**Aim of the task:** Retype each line of the records below word for word, without changing anything.

**Input:**

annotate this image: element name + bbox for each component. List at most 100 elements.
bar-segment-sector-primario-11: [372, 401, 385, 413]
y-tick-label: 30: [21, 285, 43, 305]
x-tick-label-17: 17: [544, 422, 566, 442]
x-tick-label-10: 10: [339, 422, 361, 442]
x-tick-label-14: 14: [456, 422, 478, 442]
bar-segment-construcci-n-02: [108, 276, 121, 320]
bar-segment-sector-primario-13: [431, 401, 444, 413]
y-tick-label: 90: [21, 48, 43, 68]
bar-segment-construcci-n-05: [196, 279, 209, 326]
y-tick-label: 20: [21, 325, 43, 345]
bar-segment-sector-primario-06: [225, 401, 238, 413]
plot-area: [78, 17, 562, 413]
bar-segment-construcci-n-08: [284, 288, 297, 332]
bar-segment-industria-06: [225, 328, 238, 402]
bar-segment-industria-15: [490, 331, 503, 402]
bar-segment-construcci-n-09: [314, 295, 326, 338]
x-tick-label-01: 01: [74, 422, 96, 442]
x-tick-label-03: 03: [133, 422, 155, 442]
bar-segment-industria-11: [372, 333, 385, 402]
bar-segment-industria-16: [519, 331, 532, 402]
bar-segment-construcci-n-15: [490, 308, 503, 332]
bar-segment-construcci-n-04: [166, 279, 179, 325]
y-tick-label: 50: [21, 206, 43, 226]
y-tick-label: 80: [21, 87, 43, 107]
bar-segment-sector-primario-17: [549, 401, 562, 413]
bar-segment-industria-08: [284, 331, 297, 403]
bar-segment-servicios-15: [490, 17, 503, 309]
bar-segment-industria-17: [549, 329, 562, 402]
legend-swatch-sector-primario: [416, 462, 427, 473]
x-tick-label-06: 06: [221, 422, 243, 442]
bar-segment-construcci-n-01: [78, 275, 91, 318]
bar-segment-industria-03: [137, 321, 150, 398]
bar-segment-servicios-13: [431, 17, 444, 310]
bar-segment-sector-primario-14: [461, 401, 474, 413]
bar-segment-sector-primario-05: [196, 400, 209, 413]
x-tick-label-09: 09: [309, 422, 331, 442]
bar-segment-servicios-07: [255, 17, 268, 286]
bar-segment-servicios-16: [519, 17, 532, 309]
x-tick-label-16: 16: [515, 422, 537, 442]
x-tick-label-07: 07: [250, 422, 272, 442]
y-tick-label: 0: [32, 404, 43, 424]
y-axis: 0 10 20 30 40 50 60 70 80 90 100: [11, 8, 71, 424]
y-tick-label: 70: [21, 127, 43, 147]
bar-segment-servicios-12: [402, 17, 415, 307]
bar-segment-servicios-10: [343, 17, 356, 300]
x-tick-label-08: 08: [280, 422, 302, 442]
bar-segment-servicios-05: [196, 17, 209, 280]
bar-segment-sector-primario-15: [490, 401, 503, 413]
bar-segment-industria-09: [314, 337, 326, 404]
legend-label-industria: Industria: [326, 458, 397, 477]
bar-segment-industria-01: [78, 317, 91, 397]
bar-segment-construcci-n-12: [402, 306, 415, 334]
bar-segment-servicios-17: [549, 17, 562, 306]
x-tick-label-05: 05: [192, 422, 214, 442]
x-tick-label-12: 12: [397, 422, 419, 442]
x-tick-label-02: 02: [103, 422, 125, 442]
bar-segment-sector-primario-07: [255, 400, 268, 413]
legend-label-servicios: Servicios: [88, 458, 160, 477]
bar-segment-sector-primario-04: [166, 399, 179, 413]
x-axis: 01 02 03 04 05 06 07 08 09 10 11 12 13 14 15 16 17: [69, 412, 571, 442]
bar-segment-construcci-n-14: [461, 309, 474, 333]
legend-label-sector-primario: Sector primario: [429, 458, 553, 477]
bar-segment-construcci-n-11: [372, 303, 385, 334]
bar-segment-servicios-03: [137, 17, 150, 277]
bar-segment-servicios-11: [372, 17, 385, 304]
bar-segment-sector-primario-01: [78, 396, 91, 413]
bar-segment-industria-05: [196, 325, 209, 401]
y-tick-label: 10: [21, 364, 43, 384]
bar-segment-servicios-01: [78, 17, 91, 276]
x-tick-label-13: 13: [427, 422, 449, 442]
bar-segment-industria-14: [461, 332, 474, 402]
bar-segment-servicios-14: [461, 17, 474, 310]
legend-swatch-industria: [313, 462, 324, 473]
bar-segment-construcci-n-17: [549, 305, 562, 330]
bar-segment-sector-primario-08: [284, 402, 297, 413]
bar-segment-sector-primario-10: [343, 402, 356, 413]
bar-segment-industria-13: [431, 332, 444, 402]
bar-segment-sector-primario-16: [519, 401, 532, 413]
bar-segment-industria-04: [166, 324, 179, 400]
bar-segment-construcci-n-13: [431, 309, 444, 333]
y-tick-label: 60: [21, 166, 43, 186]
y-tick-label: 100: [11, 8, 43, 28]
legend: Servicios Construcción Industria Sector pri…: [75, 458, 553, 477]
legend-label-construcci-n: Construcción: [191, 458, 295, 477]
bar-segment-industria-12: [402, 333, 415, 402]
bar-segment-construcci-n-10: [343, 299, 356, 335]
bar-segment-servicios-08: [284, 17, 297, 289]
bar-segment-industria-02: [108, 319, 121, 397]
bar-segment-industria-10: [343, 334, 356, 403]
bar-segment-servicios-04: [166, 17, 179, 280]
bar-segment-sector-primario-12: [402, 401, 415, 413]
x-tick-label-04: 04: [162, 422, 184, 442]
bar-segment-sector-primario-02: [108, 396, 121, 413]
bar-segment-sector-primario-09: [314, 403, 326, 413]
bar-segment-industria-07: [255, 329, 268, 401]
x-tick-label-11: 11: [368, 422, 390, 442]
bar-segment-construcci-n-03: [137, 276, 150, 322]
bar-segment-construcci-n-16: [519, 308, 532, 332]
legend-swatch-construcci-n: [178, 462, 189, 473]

**Response to the exercise:**
annotate this image: element name + bbox for each component. List at most 100 elements.
bar-segment-sector-primario-11: [372, 401, 385, 413]
y-tick-label: 30: [21, 285, 43, 305]
x-tick-label-17: 17: [544, 422, 566, 442]
x-tick-label-10: 10: [339, 422, 361, 442]
x-tick-label-14: 14: [456, 422, 478, 442]
bar-segment-construcci-n-02: [108, 276, 121, 320]
bar-segment-sector-primario-13: [431, 401, 444, 413]
y-tick-label: 90: [21, 48, 43, 68]
bar-segment-construcci-n-05: [196, 279, 209, 326]
y-tick-label: 20: [21, 325, 43, 345]
bar-segment-sector-primario-06: [225, 401, 238, 413]
plot-area: [78, 17, 562, 413]
bar-segment-construcci-n-08: [284, 288, 297, 332]
bar-segment-industria-06: [225, 328, 238, 402]
bar-segment-industria-15: [490, 331, 503, 402]
bar-segment-construcci-n-09: [314, 295, 326, 338]
x-tick-label-01: 01: [74, 422, 96, 442]
x-tick-label-03: 03: [133, 422, 155, 442]
bar-segment-industria-11: [372, 333, 385, 402]
bar-segment-industria-16: [519, 331, 532, 402]
bar-segment-construcci-n-15: [490, 308, 503, 332]
bar-segment-construcci-n-04: [166, 279, 179, 325]
y-tick-label: 50: [21, 206, 43, 226]
y-tick-label: 80: [21, 87, 43, 107]
bar-segment-sector-primario-17: [549, 401, 562, 413]
bar-segment-industria-08: [284, 331, 297, 403]
bar-segment-servicios-15: [490, 17, 503, 309]
bar-segment-industria-17: [549, 329, 562, 402]
legend-swatch-sector-primario: [416, 462, 427, 473]
x-tick-label-06: 06: [221, 422, 243, 442]
bar-segment-construcci-n-01: [78, 275, 91, 318]
bar-segment-industria-03: [137, 321, 150, 398]
bar-segment-servicios-13: [431, 17, 444, 310]
bar-segment-sector-primario-14: [461, 401, 474, 413]
bar-segment-sector-primario-05: [196, 400, 209, 413]
x-tick-label-09: 09: [309, 422, 331, 442]
bar-segment-servicios-07: [255, 17, 268, 286]
bar-segment-servicios-16: [519, 17, 532, 309]
x-tick-label-16: 16: [515, 422, 537, 442]
x-tick-label-07: 07: [250, 422, 272, 442]
y-tick-label: 0: [32, 404, 43, 424]
y-axis: 0 10 20 30 40 50 60 70 80 90 100: [11, 8, 71, 424]
y-tick-label: 70: [21, 127, 43, 147]
bar-segment-servicios-12: [402, 17, 415, 307]
bar-segment-servicios-10: [343, 17, 356, 300]
x-tick-label-08: 08: [280, 422, 302, 442]
bar-segment-servicios-05: [196, 17, 209, 280]
bar-segment-sector-primario-15: [490, 401, 503, 413]
bar-segment-industria-09: [314, 337, 326, 404]
legend-label-industria: Industria: [326, 458, 397, 477]
bar-segment-industria-01: [78, 317, 91, 397]
bar-segment-construcci-n-12: [402, 306, 415, 334]
bar-segment-servicios-17: [549, 17, 562, 306]
x-tick-label-05: 05: [192, 422, 214, 442]
x-tick-label-12: 12: [397, 422, 419, 442]
x-tick-label-02: 02: [103, 422, 125, 442]
bar-segment-sector-primario-07: [255, 400, 268, 413]
legend-label-servicios: Servicios: [88, 458, 160, 477]
bar-segment-sector-primario-04: [166, 399, 179, 413]
x-axis: 01 02 03 04 05 06 07 08 09 10 11 12 13 14 15 16 17: [69, 412, 571, 442]
bar-segment-construcci-n-14: [461, 309, 474, 333]
legend-label-sector-primario: Sector primario: [429, 458, 553, 477]
bar-segment-construcci-n-11: [372, 303, 385, 334]
bar-segment-servicios-03: [137, 17, 150, 277]
bar-segment-servicios-11: [372, 17, 385, 304]
bar-segment-sector-primario-01: [78, 396, 91, 413]
bar-segment-industria-05: [196, 325, 209, 401]
y-tick-label: 10: [21, 364, 43, 384]
bar-segment-servicios-01: [78, 17, 91, 276]
x-tick-label-13: 13: [427, 422, 449, 442]
bar-segment-industria-14: [461, 332, 474, 402]
bar-segment-servicios-14: [461, 17, 474, 310]
legend-swatch-industria: [313, 462, 324, 473]
bar-segment-construcci-n-17: [549, 305, 562, 330]
bar-segment-sector-primario-08: [284, 402, 297, 413]
bar-segment-sector-primario-10: [343, 402, 356, 413]
bar-segment-industria-13: [431, 332, 444, 402]
bar-segment-sector-primario-16: [519, 401, 532, 413]
bar-segment-industria-04: [166, 324, 179, 400]
bar-segment-construcci-n-13: [431, 309, 444, 333]
y-tick-label: 60: [21, 166, 43, 186]
y-tick-label: 100: [11, 8, 43, 28]
legend: Servicios Construcción Industria Sector pri…: [75, 458, 553, 477]
legend-label-construcci-n: Construcción: [191, 458, 295, 477]
bar-segment-industria-12: [402, 333, 415, 402]
bar-segment-construcci-n-10: [343, 299, 356, 335]
bar-segment-servicios-08: [284, 17, 297, 289]
bar-segment-industria-02: [108, 319, 121, 397]
bar-segment-industria-10: [343, 334, 356, 403]
bar-segment-servicios-04: [166, 17, 179, 280]
bar-segment-sector-primario-12: [402, 401, 415, 413]
x-tick-label-04: 04: [162, 422, 184, 442]
bar-segment-sector-primario-02: [108, 396, 121, 413]
bar-segment-sector-primario-09: [314, 403, 326, 413]
bar-segment-industria-07: [255, 329, 268, 401]
x-tick-label-11: 11: [368, 422, 390, 442]
bar-segment-construcci-n-03: [137, 276, 150, 322]
bar-segment-construcci-n-16: [519, 308, 532, 332]
legend-swatch-construcci-n: [178, 462, 189, 473]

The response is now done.